Recorded information:
++++++++++
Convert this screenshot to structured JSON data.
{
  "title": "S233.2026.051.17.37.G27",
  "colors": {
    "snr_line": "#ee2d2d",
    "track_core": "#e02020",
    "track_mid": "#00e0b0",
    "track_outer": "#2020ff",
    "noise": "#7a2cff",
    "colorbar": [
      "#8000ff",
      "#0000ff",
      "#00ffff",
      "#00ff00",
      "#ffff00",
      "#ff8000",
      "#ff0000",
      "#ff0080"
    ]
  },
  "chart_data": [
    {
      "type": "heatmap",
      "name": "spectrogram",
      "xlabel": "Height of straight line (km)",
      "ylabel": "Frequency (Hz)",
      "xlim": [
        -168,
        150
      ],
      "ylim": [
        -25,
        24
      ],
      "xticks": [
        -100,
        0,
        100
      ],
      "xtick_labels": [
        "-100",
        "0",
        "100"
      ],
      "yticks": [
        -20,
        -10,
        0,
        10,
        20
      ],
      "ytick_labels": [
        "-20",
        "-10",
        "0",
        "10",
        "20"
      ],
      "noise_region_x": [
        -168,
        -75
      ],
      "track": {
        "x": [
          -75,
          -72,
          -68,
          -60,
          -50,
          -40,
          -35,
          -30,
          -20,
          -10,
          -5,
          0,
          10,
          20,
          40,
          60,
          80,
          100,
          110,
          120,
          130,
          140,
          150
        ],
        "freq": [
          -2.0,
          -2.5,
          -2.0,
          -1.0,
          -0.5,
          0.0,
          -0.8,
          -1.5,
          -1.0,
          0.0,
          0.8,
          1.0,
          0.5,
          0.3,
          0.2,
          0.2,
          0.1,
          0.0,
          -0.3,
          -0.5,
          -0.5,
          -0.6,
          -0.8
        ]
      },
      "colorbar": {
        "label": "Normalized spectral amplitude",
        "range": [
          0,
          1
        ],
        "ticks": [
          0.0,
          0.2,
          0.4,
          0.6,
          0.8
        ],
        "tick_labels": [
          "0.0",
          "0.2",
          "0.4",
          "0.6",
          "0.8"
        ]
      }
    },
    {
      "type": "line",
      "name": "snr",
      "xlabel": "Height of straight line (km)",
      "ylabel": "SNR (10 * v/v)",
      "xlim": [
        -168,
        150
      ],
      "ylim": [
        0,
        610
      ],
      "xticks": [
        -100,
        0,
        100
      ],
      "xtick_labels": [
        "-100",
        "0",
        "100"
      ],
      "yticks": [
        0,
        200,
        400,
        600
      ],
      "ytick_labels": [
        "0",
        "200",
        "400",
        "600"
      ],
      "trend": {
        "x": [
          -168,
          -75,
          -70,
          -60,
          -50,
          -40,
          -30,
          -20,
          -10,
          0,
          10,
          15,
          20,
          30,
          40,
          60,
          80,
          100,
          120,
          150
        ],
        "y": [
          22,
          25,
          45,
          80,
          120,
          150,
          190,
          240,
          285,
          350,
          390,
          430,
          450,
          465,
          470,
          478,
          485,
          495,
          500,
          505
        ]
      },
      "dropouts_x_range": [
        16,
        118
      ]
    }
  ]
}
++++++++++
Direction:
Output the entries verbatim.

Problem solution:
Convert this screenshot to structured JSON data.
{
  "title": "S233.2026.051.17.37.G27",
  "colors": {
    "snr_line": "#ee2d2d",
    "track_core": "#e02020",
    "track_mid": "#00e0b0",
    "track_outer": "#2020ff",
    "noise": "#7a2cff",
    "colorbar": [
      "#8000ff",
      "#0000ff",
      "#00ffff",
      "#00ff00",
      "#ffff00",
      "#ff8000",
      "#ff0000",
      "#ff0080"
    ]
  },
  "chart_data": [
    {
      "type": "heatmap",
      "name": "spectrogram",
      "xlabel": "Height of straight line (km)",
      "ylabel": "Frequency (Hz)",
      "xlim": [
        -168,
        150
      ],
      "ylim": [
        -25,
        24
      ],
      "xticks": [
        -100,
        0,
        100
      ],
      "xtick_labels": [
        "-100",
        "0",
        "100"
      ],
      "yticks": [
        -20,
        -10,
        0,
        10,
        20
      ],
      "ytick_labels": [
        "-20",
        "-10",
        "0",
        "10",
        "20"
      ],
      "noise_region_x": [
        -168,
        -75
      ],
      "track": {
        "x": [
          -75,
          -72,
          -68,
          -60,
          -50,
          -40,
          -35,
          -30,
          -20,
          -10,
          -5,
          0,
          10,
          20,
          40,
          60,
          80,
          100,
          110,
          120,
          130,
          140,
          150
        ],
        "freq": [
          -2.0,
          -2.5,
          -2.0,
          -1.0,
          -0.5,
          0.0,
          -0.8,
          -1.5,
          -1.0,
          0.0,
          0.8,
          1.0,
          0.5,
          0.3,
          0.2,
          0.2,
          0.1,
          0.0,
          -0.3,
          -0.5,
          -0.5,
          -0.6,
          -0.8
        ]
      },
      "colorbar": {
        "label": "Normalized spectral amplitude",
        "range": [
          0,
          1
        ],
        "ticks": [
          0.0,
          0.2,
          0.4,
          0.6,
          0.8
        ],
        "tick_labels": [
          "0.0",
          "0.2",
          "0.4",
          "0.6",
          "0.8"
        ]
      }
    },
    {
      "type": "line",
      "name": "snr",
      "xlabel": "Height of straight line (km)",
      "ylabel": "SNR (10 * v/v)",
      "xlim": [
        -168,
        150
      ],
      "ylim": [
        0,
        610
      ],
      "xticks": [
        -100,
        0,
        100
      ],
      "xtick_labels": [
        "-100",
        "0",
        "100"
      ],
      "yticks": [
        0,
        200,
        400,
        600
      ],
      "ytick_labels": [
        "0",
        "200",
        "400",
        "600"
      ],
      "trend": {
        "x": [
          -168,
          -75,
          -70,
          -60,
          -50,
          -40,
          -30,
          -20,
          -10,
          0,
          10,
          15,
          20,
          30,
          40,
          60,
          80,
          100,
          120,
          150
        ],
        "y": [
          22,
          25,
          45,
          80,
          120,
          150,
          190,
          240,
          285,
          350,
          390,
          430,
          450,
          465,
          470,
          478,
          485,
          495,
          500,
          505
        ]
      },
      "dropouts_x_range": [
        16,
        118
      ]
    }
  ]
}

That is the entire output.